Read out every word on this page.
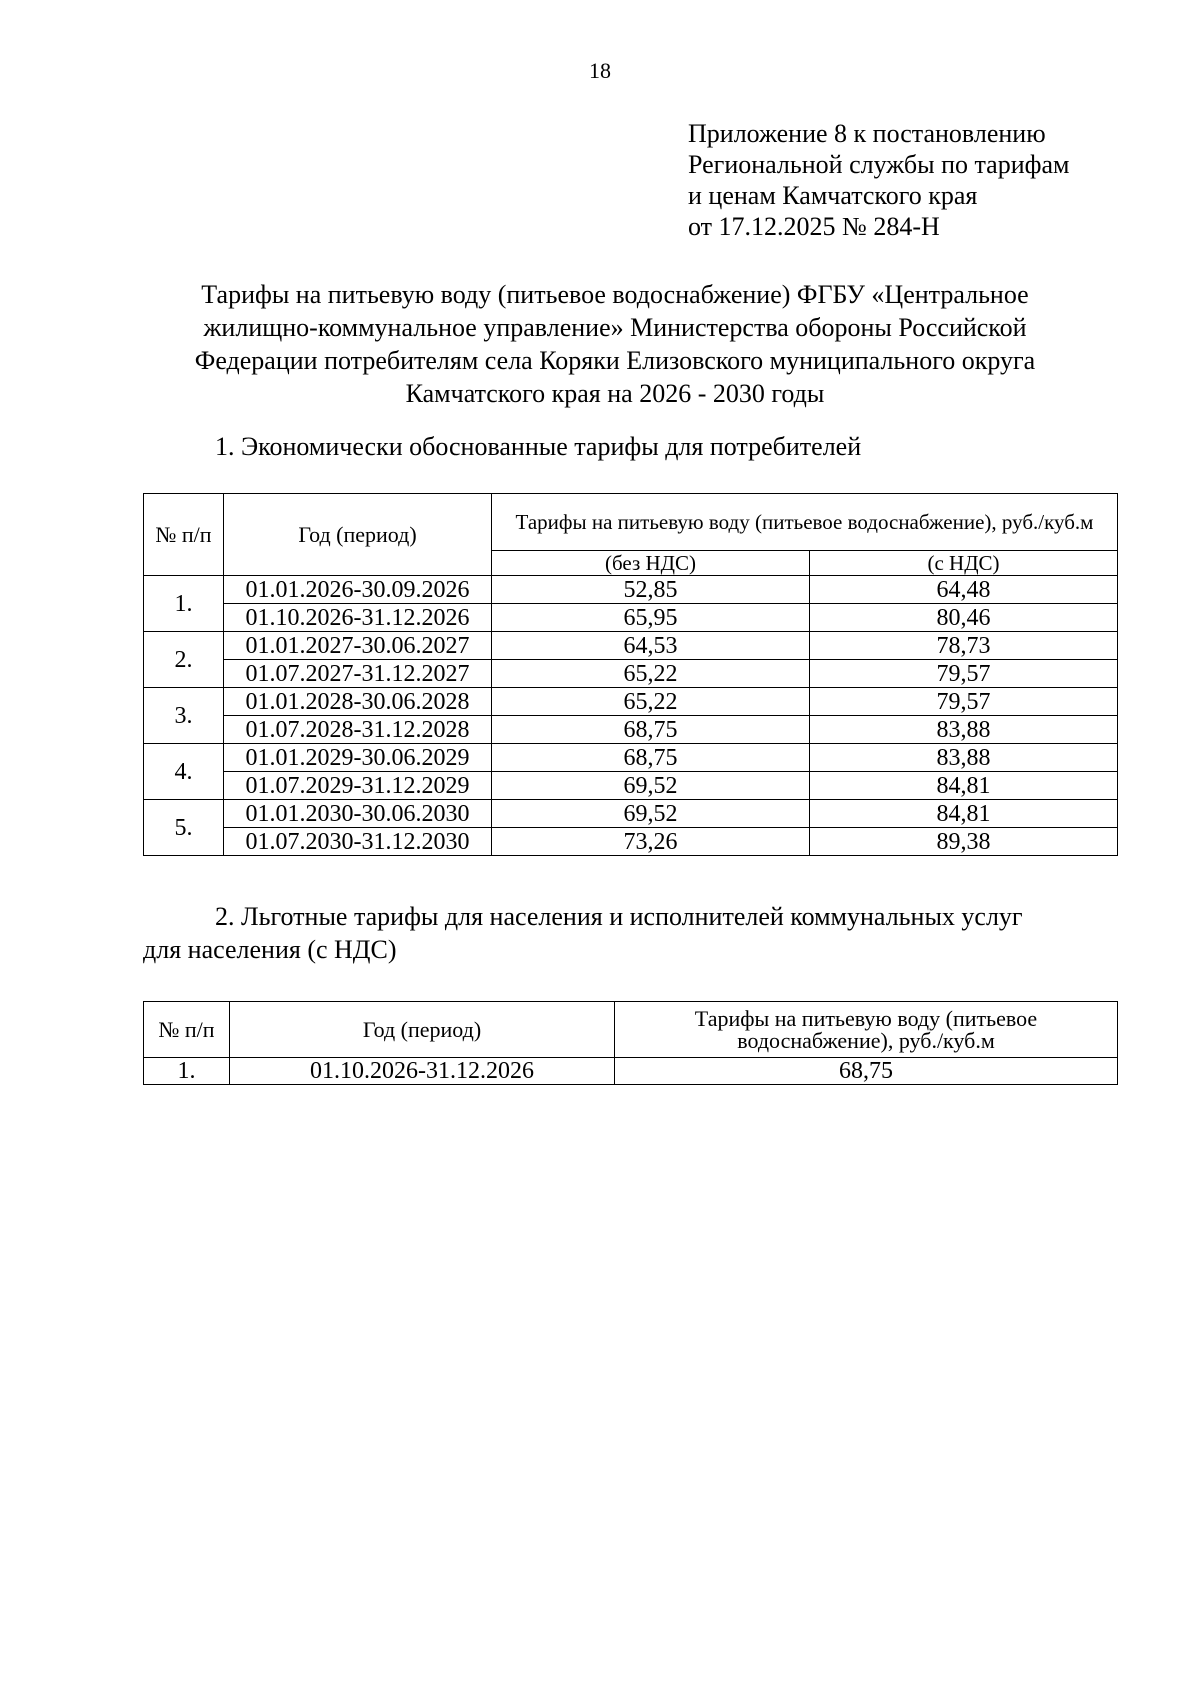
18
Приложение 8 к постановлению
Региональной службы по тарифам
и ценам Камчатского края
от 17.12.2025 № 284-Н
Тарифы на питьевую воду (питьевое водоснабжение) ФГБУ «Центральное
жилищно-коммунальное управление» Министерства обороны Российской
Федерации потребителям села Коряки Елизовского муниципального округа
Камчатского края на 2026 - 2030 годы
1. Экономически обоснованные тарифы для потребителей
№ п/п	Год (период)	Тарифы на питьевую воду (питьевое водоснабжение), руб./куб.м	
		(без НДС)	(с НДС)
1.	01.01.2026-30.09.2026	52,85	64,48
	01.10.2026-31.12.2026	65,95	80,46
2.	01.01.2027-30.06.2027	64,53	78,73
	01.07.2027-31.12.2027	65,22	79,57
3.	01.01.2028-30.06.2028	65,22	79,57
	01.07.2028-31.12.2028	68,75	83,88
4.	01.01.2029-30.06.2029	68,75	83,88
	01.07.2029-31.12.2029	69,52	84,81
5.	01.01.2030-30.06.2030	69,52	84,81
	01.07.2030-31.12.2030	73,26	89,38
2. Льготные тарифы для населения и исполнителей коммунальных услуг
для населения (с НДС)
№ п/п	Год (период)	Тарифы на питьевую воду (питьевое водоснабжение), руб./куб.м
1.	01.10.2026-31.12.2026	68,75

▶ [Work required] Without the pictures, write out all of the material exactly.

▶ [The result]
Read out every word on this page.
18
Приложение 8 к постановлению
Региональной службы по тарифам
и ценам Камчатского края
от 17.12.2025 № 284-Н
Тарифы на питьевую воду (питьевое водоснабжение) ФГБУ «Центральное
жилищно-коммунальное управление» Министерства обороны Российской
Федерации потребителям села Коряки Елизовского муниципального округа
Камчатского края на 2026 - 2030 годы
1. Экономически обоснованные тарифы для потребителей
№ п/п	Год (период)	Тарифы на питьевую воду (питьевое водоснабжение), руб./куб.м	
		(без НДС)	(с НДС)
1.	01.01.2026-30.09.2026	52,85	64,48
	01.10.2026-31.12.2026	65,95	80,46
2.	01.01.2027-30.06.2027	64,53	78,73
	01.07.2027-31.12.2027	65,22	79,57
3.	01.01.2028-30.06.2028	65,22	79,57
	01.07.2028-31.12.2028	68,75	83,88
4.	01.01.2029-30.06.2029	68,75	83,88
	01.07.2029-31.12.2029	69,52	84,81
5.	01.01.2030-30.06.2030	69,52	84,81
	01.07.2030-31.12.2030	73,26	89,38
2. Льготные тарифы для населения и исполнителей коммунальных услуг
для населения (с НДС)
№ п/п	Год (период)	Тарифы на питьевую воду (питьевое водоснабжение), руб./куб.м
1.	01.10.2026-31.12.2026	68,75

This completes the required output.